- _Text section_:

—In the homosporous fern Ceratopteris richardii, sex is not determined chromosomally. Rather, hermaphroditic gametophytes produce a hormone called antheridiogen, which induces maleness in undifferentiated gametophytes. The percentage of males increases with increasing density of gametophytes, presumably due to the cumulative effect of antheridiogen from multiple hermaphrodites.
Some have argued that antheridiogen lessens competition between gametophytes. Such competition is expected to be most intense between hermaphrodites given that they support zygote, embryo, and sporophyte growth. Therefore, it is predicted that at lower nutrient levels, the effect of antheridiogen in inducing male gametophytes is greater than at higher nutrient levels.
To test this hypothesis, C. richardii spores were sown over a range of densities (0.52/cm2 to 5.2/cm2) in four nutrient-level treatments (100, 50, 25, 12.5 percent of full-strength nutrient agar). Gametophytes were grown for four weeks at 28 degrees Celsius with a photoperiod of 14 L: 10 D. An ANCOVA found an overall positive relationship between gametophyte density and percentage of male gametophytes. However, the relationship between gametophyte density and percentage of male gametophytes did not differ among nutrient levels. Nutrient levels had no effect on the rate of male induction by antheridiogen. A post-hoc power analysis showed that the experimental power was 97%.

- _What this exercise asks_:
A. According to the fern study summary, why is competition between gametophytes expected to be most intense between hermaphrodites? Answer in one to three sentences.
B. Rewrite the fern study summary, everything from "Some have argued" down to "higher nutrient levels.", with "competition" replaced by "rivalry".
C. Answer these questions from the fern study summary:
(i) What is the name of the hormone produced by hermaphroditic gametophytes?
(ii) At what temperature were the gametophytes grown?
(iii) What experimental power did the post-hoc power analysis show?

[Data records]
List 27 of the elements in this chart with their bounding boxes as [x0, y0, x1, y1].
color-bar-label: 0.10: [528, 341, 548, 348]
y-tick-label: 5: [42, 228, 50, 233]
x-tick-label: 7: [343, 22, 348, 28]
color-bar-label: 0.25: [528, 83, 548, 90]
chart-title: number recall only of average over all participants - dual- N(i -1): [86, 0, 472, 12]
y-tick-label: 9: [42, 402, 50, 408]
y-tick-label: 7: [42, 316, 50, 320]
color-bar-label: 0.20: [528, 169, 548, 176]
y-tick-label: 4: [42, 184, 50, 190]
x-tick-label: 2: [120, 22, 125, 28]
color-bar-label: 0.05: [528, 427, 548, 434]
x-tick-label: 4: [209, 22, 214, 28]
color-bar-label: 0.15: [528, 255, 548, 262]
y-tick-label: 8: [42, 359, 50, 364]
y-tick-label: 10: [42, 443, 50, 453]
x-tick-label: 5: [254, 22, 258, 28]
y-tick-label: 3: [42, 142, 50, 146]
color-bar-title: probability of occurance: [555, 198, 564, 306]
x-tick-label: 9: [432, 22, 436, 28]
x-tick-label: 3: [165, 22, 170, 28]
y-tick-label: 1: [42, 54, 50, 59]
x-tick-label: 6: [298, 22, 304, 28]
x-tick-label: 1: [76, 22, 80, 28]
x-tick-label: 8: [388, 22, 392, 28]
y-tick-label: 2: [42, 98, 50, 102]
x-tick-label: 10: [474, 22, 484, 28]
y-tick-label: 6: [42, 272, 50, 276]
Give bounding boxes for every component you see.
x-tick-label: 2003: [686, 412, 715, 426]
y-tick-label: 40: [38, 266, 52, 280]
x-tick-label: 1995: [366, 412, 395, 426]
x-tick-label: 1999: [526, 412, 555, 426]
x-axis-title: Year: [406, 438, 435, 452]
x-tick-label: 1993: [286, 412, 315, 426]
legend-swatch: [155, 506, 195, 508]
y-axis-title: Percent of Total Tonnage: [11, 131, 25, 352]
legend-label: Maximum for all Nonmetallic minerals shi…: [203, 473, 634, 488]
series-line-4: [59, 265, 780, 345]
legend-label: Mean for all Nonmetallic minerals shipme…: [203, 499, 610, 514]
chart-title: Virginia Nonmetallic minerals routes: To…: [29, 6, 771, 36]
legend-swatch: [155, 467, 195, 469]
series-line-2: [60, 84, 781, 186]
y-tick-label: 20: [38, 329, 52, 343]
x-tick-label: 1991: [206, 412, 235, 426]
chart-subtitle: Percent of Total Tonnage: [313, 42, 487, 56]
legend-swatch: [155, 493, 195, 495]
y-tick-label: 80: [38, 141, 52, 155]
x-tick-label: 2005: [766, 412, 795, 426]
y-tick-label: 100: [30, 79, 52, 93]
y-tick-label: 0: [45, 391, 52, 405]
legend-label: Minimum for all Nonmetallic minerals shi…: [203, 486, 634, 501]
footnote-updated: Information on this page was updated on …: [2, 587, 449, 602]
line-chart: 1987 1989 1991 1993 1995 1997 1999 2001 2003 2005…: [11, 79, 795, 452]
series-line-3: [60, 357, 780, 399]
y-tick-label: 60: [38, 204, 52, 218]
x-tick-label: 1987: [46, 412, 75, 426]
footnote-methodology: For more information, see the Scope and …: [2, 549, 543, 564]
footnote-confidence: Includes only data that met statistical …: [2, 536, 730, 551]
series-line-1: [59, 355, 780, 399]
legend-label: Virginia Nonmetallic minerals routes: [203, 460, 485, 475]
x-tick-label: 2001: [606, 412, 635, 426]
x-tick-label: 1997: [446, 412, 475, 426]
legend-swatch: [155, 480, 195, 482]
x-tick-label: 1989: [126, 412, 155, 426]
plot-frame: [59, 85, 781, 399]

- _Responses per task_:
A. Competition is expected to be most intense between hermaphrodites because they support zygote, embryo, and sporophyte growth.

B.
Some have argued that antheridiogen lessens rivalry between gametophytes. Such rivalry is expected to be most intense between hermaphrodites given that they support zygote, embryo, and sporophyte growth. Therefore, it is predicted that at lower nutrient levels, the effect of antheridiogen in inducing male gametophytes is greater than at higher nutrient levels.

C.
(i) Antheridiogen.
(ii) 28 degrees Celsius.
(iii) 97%.